- [WHAT IS ASKED]
Across the material below, how many lines contain the word "this"? Give only the number.
═════ RECORDS PROVIDED ═════
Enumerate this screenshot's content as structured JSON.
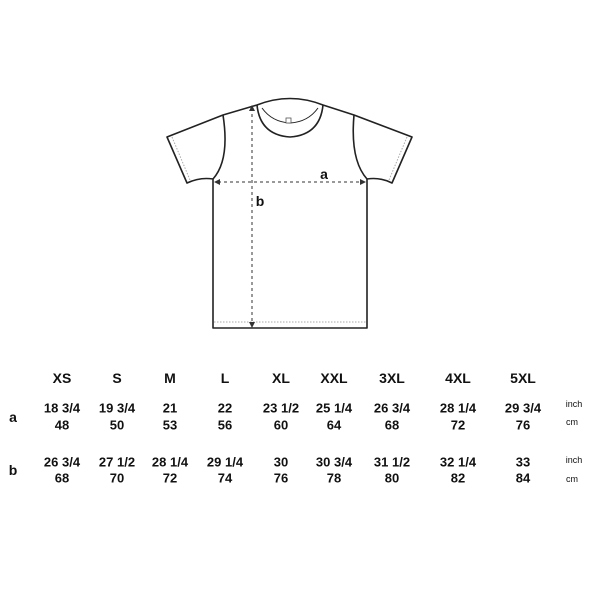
{
  "diagram": {
    "measure_labels": {
      "width": "a",
      "length": "b"
    }
  },
  "table": {
    "sizes": [
      "XS",
      "S",
      "M",
      "L",
      "XL",
      "XXL",
      "3XL",
      "4XL",
      "5XL"
    ],
    "rows": [
      {
        "label": "a",
        "inch": [
          "18 3/4",
          "19 3/4",
          "21",
          "22",
          "23 1/2",
          "25 1/4",
          "26 3/4",
          "28 1/4",
          "29 3/4"
        ],
        "cm": [
          "48",
          "50",
          "53",
          "56",
          "60",
          "64",
          "68",
          "72",
          "76"
        ]
      },
      {
        "label": "b",
        "inch": [
          "26 3/4",
          "27 1/2",
          "28 1/4",
          "29 1/4",
          "30",
          "30 3/4",
          "31 1/2",
          "32 1/4",
          "33"
        ],
        "cm": [
          "68",
          "70",
          "72",
          "74",
          "76",
          "78",
          "80",
          "82",
          "84"
        ]
      }
    ],
    "units": {
      "inch": "inch",
      "cm": "cm"
    }
  }
}
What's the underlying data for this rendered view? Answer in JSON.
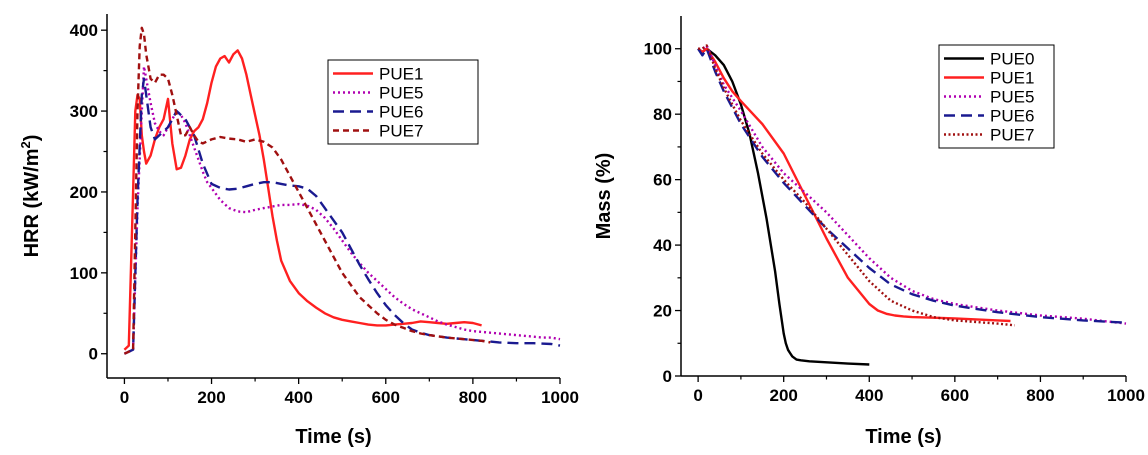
{
  "chart_data": [
    {
      "type": "line",
      "title": "",
      "xlabel": "Time (s)",
      "ylabel": "HRR (kW/m",
      "ylabel_superscript": "2",
      "ylabel_suffix": ")",
      "xlim": [
        -40,
        1000
      ],
      "ylim": [
        -30,
        420
      ],
      "xticks": [
        0,
        200,
        400,
        600,
        800,
        1000
      ],
      "xtick_labels": [
        "0",
        "200",
        "400",
        "600",
        "800",
        "1000"
      ],
      "yticks": [
        0,
        100,
        200,
        300,
        400
      ],
      "ytick_labels": [
        "0",
        "100",
        "200",
        "300",
        "400"
      ],
      "grid": false,
      "legend": "top-right",
      "series": [
        {
          "name": "PUE1",
          "color": "#ff2020",
          "dash": "solid",
          "x": [
            0,
            10,
            20,
            25,
            30,
            35,
            40,
            45,
            50,
            60,
            70,
            80,
            90,
            100,
            110,
            120,
            130,
            140,
            150,
            160,
            170,
            180,
            190,
            200,
            210,
            220,
            230,
            240,
            250,
            260,
            270,
            280,
            290,
            300,
            310,
            320,
            330,
            340,
            350,
            360,
            380,
            400,
            420,
            440,
            460,
            480,
            500,
            520,
            540,
            560,
            580,
            600,
            620,
            640,
            660,
            680,
            700,
            720,
            740,
            760,
            780,
            800,
            820
          ],
          "y": [
            5,
            10,
            200,
            300,
            320,
            315,
            270,
            250,
            235,
            245,
            265,
            280,
            290,
            315,
            260,
            228,
            230,
            245,
            265,
            275,
            280,
            290,
            310,
            335,
            355,
            365,
            368,
            360,
            370,
            375,
            365,
            345,
            320,
            295,
            270,
            240,
            205,
            170,
            140,
            115,
            90,
            75,
            65,
            57,
            50,
            45,
            42,
            40,
            38,
            36,
            35,
            35,
            36,
            37,
            38,
            40,
            39,
            38,
            37,
            38,
            39,
            38,
            35
          ]
        },
        {
          "name": "PUE5",
          "color": "#b000b0",
          "dash": "dot",
          "x": [
            0,
            20,
            30,
            40,
            45,
            50,
            60,
            70,
            80,
            90,
            100,
            110,
            120,
            130,
            140,
            150,
            160,
            170,
            180,
            190,
            200,
            220,
            240,
            260,
            280,
            300,
            320,
            340,
            360,
            380,
            400,
            420,
            440,
            460,
            480,
            500,
            520,
            540,
            560,
            580,
            600,
            620,
            640,
            660,
            680,
            700,
            720,
            740,
            760,
            780,
            800,
            820,
            840,
            860,
            880,
            900,
            920,
            940,
            960,
            980,
            1000
          ],
          "y": [
            0,
            5,
            180,
            300,
            355,
            340,
            310,
            285,
            275,
            270,
            280,
            290,
            300,
            295,
            285,
            270,
            255,
            240,
            225,
            212,
            205,
            190,
            180,
            176,
            175,
            178,
            180,
            182,
            184,
            184,
            185,
            183,
            178,
            168,
            155,
            140,
            125,
            112,
            100,
            90,
            80,
            70,
            62,
            55,
            50,
            45,
            40,
            36,
            33,
            30,
            28,
            27,
            26,
            25,
            24,
            23,
            22,
            21,
            20,
            20,
            18
          ]
        },
        {
          "name": "PUE6",
          "color": "#1a1a90",
          "dash": "dash",
          "x": [
            0,
            20,
            30,
            40,
            45,
            50,
            60,
            70,
            80,
            90,
            100,
            120,
            140,
            160,
            180,
            200,
            220,
            240,
            260,
            280,
            300,
            320,
            340,
            360,
            380,
            400,
            420,
            440,
            460,
            480,
            500,
            520,
            540,
            560,
            580,
            600,
            620,
            640,
            660,
            680,
            700,
            740,
            780,
            820,
            860,
            900,
            940,
            980,
            1000
          ],
          "y": [
            0,
            5,
            190,
            320,
            340,
            320,
            280,
            265,
            270,
            275,
            280,
            300,
            290,
            270,
            235,
            210,
            205,
            203,
            204,
            207,
            210,
            212,
            212,
            210,
            208,
            207,
            204,
            195,
            180,
            165,
            150,
            130,
            110,
            92,
            75,
            60,
            48,
            38,
            30,
            26,
            23,
            20,
            18,
            16,
            14,
            13,
            13,
            12,
            10
          ]
        },
        {
          "name": "PUE7",
          "color": "#a01010",
          "dash": "short-dash",
          "x": [
            0,
            20,
            30,
            35,
            40,
            45,
            50,
            60,
            70,
            80,
            90,
            100,
            110,
            120,
            130,
            140,
            150,
            160,
            170,
            180,
            200,
            220,
            240,
            260,
            280,
            300,
            320,
            340,
            360,
            380,
            400,
            420,
            440,
            460,
            480,
            500,
            520,
            540,
            560,
            580,
            600,
            620,
            640,
            660,
            680,
            700,
            740,
            780,
            820,
            840
          ],
          "y": [
            0,
            5,
            300,
            380,
            403,
            395,
            370,
            340,
            335,
            345,
            345,
            340,
            320,
            295,
            270,
            270,
            280,
            270,
            262,
            260,
            265,
            268,
            266,
            265,
            262,
            265,
            262,
            255,
            240,
            220,
            200,
            180,
            160,
            140,
            120,
            100,
            85,
            70,
            60,
            50,
            42,
            36,
            32,
            28,
            25,
            23,
            20,
            18,
            16,
            14
          ]
        }
      ]
    },
    {
      "type": "line",
      "title": "",
      "xlabel": "Time (s)",
      "ylabel": "Mass (%)",
      "xlim": [
        -40,
        1000
      ],
      "ylim": [
        0,
        110
      ],
      "xticks": [
        0,
        200,
        400,
        600,
        800,
        1000
      ],
      "xtick_labels": [
        "0",
        "200",
        "400",
        "600",
        "800",
        "1000"
      ],
      "yticks": [
        0,
        20,
        40,
        60,
        80,
        100
      ],
      "ytick_labels": [
        "0",
        "20",
        "40",
        "60",
        "80",
        "100"
      ],
      "grid": false,
      "legend": "top-right",
      "series": [
        {
          "name": "PUE0",
          "color": "#000000",
          "dash": "solid",
          "x": [
            0,
            10,
            20,
            40,
            60,
            80,
            100,
            120,
            140,
            160,
            180,
            190,
            200,
            205,
            210,
            215,
            220,
            230,
            240,
            260,
            300,
            350,
            400
          ],
          "y": [
            100,
            99,
            100,
            98,
            95,
            90,
            83,
            74,
            62,
            48,
            32,
            22,
            13,
            10,
            8,
            7,
            6,
            5,
            4.8,
            4.5,
            4.2,
            3.8,
            3.5
          ]
        },
        {
          "name": "PUE1",
          "color": "#ff2020",
          "dash": "solid",
          "x": [
            0,
            10,
            20,
            40,
            60,
            80,
            100,
            150,
            200,
            250,
            300,
            350,
            400,
            420,
            440,
            460,
            480,
            500,
            550,
            600,
            650,
            700,
            730
          ],
          "y": [
            100,
            99,
            100,
            96,
            91,
            87,
            84,
            77,
            68,
            55,
            42,
            30,
            22,
            20,
            19,
            18.5,
            18.2,
            18,
            17.8,
            17.6,
            17.3,
            17,
            16.8
          ]
        },
        {
          "name": "PUE5",
          "color": "#b000b0",
          "dash": "dot",
          "x": [
            0,
            10,
            20,
            40,
            60,
            80,
            100,
            150,
            200,
            250,
            300,
            350,
            400,
            450,
            500,
            550,
            600,
            650,
            700,
            800,
            900,
            1000
          ],
          "y": [
            100,
            100,
            101,
            95,
            89,
            85,
            81,
            70,
            62,
            56,
            50,
            43,
            36,
            30,
            26,
            23.5,
            22,
            21,
            20,
            18.5,
            17.5,
            16
          ]
        },
        {
          "name": "PUE6",
          "color": "#1a1a90",
          "dash": "dash",
          "x": [
            0,
            10,
            20,
            40,
            60,
            80,
            100,
            150,
            200,
            250,
            300,
            350,
            400,
            450,
            500,
            550,
            600,
            650,
            700,
            800,
            900,
            1000
          ],
          "y": [
            100,
            98,
            100,
            93,
            87,
            82,
            77,
            67,
            59,
            52,
            45,
            39,
            33,
            28,
            25,
            23,
            21.5,
            20.5,
            19.5,
            18,
            17,
            16.3
          ]
        },
        {
          "name": "PUE7",
          "color": "#a01010",
          "dash": "short-dot",
          "x": [
            0,
            10,
            20,
            40,
            60,
            80,
            100,
            150,
            200,
            250,
            300,
            350,
            400,
            450,
            500,
            550,
            600,
            650,
            700,
            740
          ],
          "y": [
            100,
            100,
            101,
            94,
            88,
            83,
            78,
            68,
            60,
            53,
            45,
            37,
            29,
            23,
            20,
            18,
            17,
            16.5,
            16,
            15.5
          ]
        }
      ]
    }
  ]
}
═════
- [RESPONSE BELOW]
2